## Begin Material supplied

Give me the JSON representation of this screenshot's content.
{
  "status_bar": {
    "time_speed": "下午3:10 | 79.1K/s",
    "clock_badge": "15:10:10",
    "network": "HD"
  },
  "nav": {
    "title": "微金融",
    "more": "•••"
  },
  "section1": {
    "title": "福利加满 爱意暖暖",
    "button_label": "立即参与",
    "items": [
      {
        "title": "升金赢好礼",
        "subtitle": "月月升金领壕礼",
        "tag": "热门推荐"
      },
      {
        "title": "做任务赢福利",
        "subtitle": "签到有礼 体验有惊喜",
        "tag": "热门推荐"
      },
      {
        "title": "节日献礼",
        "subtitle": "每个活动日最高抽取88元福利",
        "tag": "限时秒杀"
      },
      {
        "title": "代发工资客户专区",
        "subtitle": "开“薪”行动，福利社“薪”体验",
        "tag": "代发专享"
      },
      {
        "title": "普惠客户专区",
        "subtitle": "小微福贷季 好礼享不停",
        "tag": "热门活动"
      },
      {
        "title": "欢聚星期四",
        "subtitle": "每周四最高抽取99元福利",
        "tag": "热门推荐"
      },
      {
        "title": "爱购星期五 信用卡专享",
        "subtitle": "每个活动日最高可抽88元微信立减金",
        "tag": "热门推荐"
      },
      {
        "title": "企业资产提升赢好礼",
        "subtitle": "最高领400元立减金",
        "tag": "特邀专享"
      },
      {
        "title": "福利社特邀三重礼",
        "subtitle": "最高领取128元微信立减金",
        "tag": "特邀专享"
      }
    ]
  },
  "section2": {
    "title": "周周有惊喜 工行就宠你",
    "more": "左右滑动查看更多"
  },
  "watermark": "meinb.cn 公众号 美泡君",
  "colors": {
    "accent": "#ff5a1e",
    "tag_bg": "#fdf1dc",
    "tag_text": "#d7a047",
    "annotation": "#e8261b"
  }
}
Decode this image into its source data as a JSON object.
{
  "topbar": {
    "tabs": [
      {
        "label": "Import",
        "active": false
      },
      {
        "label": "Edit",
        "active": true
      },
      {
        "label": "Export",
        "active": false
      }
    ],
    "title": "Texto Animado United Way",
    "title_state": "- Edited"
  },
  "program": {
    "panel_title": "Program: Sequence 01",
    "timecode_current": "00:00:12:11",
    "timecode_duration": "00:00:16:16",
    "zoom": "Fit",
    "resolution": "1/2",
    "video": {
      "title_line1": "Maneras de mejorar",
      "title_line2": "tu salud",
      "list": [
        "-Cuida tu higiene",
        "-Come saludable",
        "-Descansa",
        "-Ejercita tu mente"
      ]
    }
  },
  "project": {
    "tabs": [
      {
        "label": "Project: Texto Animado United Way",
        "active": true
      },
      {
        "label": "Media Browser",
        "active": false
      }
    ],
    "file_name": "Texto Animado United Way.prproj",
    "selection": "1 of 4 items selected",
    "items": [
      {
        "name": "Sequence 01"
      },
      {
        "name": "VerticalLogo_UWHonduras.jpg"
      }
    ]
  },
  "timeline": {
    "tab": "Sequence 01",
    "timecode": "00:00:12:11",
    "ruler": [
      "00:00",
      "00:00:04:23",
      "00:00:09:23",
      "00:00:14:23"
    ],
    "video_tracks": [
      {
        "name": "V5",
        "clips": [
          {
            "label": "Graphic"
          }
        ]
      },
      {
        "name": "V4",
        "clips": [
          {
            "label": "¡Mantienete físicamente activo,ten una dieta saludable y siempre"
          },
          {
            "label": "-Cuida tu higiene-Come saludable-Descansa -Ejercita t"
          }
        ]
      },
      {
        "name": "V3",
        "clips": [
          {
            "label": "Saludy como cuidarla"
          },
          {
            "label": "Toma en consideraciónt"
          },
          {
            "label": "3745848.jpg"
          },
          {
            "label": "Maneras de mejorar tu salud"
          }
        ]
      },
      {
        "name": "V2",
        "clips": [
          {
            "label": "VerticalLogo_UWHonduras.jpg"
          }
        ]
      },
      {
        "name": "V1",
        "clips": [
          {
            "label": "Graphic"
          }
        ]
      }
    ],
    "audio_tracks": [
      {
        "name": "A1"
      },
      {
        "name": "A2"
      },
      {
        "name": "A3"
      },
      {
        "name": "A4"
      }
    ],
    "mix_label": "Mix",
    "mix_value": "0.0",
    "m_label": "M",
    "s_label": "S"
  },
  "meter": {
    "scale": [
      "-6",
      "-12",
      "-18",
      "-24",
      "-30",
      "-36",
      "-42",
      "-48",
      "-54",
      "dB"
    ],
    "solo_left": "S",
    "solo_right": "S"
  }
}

## End Material supplied

_Exercise task_
Copy out the whole listing, exactly as written.

_Answer for this exercise_
Give me the JSON representation of this screenshot's content.
{
  "status_bar": {
    "time_speed": "下午3:10 | 79.1K/s",
    "clock_badge": "15:10:10",
    "network": "HD"
  },
  "nav": {
    "title": "微金融",
    "more": "•••"
  },
  "section1": {
    "title": "福利加满 爱意暖暖",
    "button_label": "立即参与",
    "items": [
      {
        "title": "升金赢好礼",
        "subtitle": "月月升金领壕礼",
        "tag": "热门推荐"
      },
      {
        "title": "做任务赢福利",
        "subtitle": "签到有礼 体验有惊喜",
        "tag": "热门推荐"
      },
      {
        "title": "节日献礼",
        "subtitle": "每个活动日最高抽取88元福利",
        "tag": "限时秒杀"
      },
      {
        "title": "代发工资客户专区",
        "subtitle": "开“薪”行动，福利社“薪”体验",
        "tag": "代发专享"
      },
      {
        "title": "普惠客户专区",
        "subtitle": "小微福贷季 好礼享不停",
        "tag": "热门活动"
      },
      {
        "title": "欢聚星期四",
        "subtitle": "每周四最高抽取99元福利",
        "tag": "热门推荐"
      },
      {
        "title": "爱购星期五 信用卡专享",
        "subtitle": "每个活动日最高可抽88元微信立减金",
        "tag": "热门推荐"
      },
      {
        "title": "企业资产提升赢好礼",
        "subtitle": "最高领400元立减金",
        "tag": "特邀专享"
      },
      {
        "title": "福利社特邀三重礼",
        "subtitle": "最高领取128元微信立减金",
        "tag": "特邀专享"
      }
    ]
  },
  "section2": {
    "title": "周周有惊喜 工行就宠你",
    "more": "左右滑动查看更多"
  },
  "watermark": "meinb.cn 公众号 美泡君",
  "colors": {
    "accent": "#ff5a1e",
    "tag_bg": "#fdf1dc",
    "tag_text": "#d7a047",
    "annotation": "#e8261b"
  }
}
Decode this image into its source data as a JSON object.
{
  "topbar": {
    "tabs": [
      {
        "label": "Import",
        "active": false
      },
      {
        "label": "Edit",
        "active": true
      },
      {
        "label": "Export",
        "active": false
      }
    ],
    "title": "Texto Animado United Way",
    "title_state": "- Edited"
  },
  "program": {
    "panel_title": "Program: Sequence 01",
    "timecode_current": "00:00:12:11",
    "timecode_duration": "00:00:16:16",
    "zoom": "Fit",
    "resolution": "1/2",
    "video": {
      "title_line1": "Maneras de mejorar",
      "title_line2": "tu salud",
      "list": [
        "-Cuida tu higiene",
        "-Come saludable",
        "-Descansa",
        "-Ejercita tu mente"
      ]
    }
  },
  "project": {
    "tabs": [
      {
        "label": "Project: Texto Animado United Way",
        "active": true
      },
      {
        "label": "Media Browser",
        "active": false
      }
    ],
    "file_name": "Texto Animado United Way.prproj",
    "selection": "1 of 4 items selected",
    "items": [
      {
        "name": "Sequence 01"
      },
      {
        "name": "VerticalLogo_UWHonduras.jpg"
      }
    ]
  },
  "timeline": {
    "tab": "Sequence 01",
    "timecode": "00:00:12:11",
    "ruler": [
      "00:00",
      "00:00:04:23",
      "00:00:09:23",
      "00:00:14:23"
    ],
    "video_tracks": [
      {
        "name": "V5",
        "clips": [
          {
            "label": "Graphic"
          }
        ]
      },
      {
        "name": "V4",
        "clips": [
          {
            "label": "¡Mantienete físicamente activo,ten una dieta saludable y siempre"
          },
          {
            "label": "-Cuida tu higiene-Come saludable-Descansa -Ejercita t"
          }
        ]
      },
      {
        "name": "V3",
        "clips": [
          {
            "label": "Saludy como cuidarla"
          },
          {
            "label": "Toma en consideraciónt"
          },
          {
            "label": "3745848.jpg"
          },
          {
            "label": "Maneras de mejorar tu salud"
          }
        ]
      },
      {
        "name": "V2",
        "clips": [
          {
            "label": "VerticalLogo_UWHonduras.jpg"
          }
        ]
      },
      {
        "name": "V1",
        "clips": [
          {
            "label": "Graphic"
          }
        ]
      }
    ],
    "audio_tracks": [
      {
        "name": "A1"
      },
      {
        "name": "A2"
      },
      {
        "name": "A3"
      },
      {
        "name": "A4"
      }
    ],
    "mix_label": "Mix",
    "mix_value": "0.0",
    "m_label": "M",
    "s_label": "S"
  },
  "meter": {
    "scale": [
      "-6",
      "-12",
      "-18",
      "-24",
      "-30",
      "-36",
      "-42",
      "-48",
      "-54",
      "dB"
    ],
    "solo_left": "S",
    "solo_right": "S"
  }
}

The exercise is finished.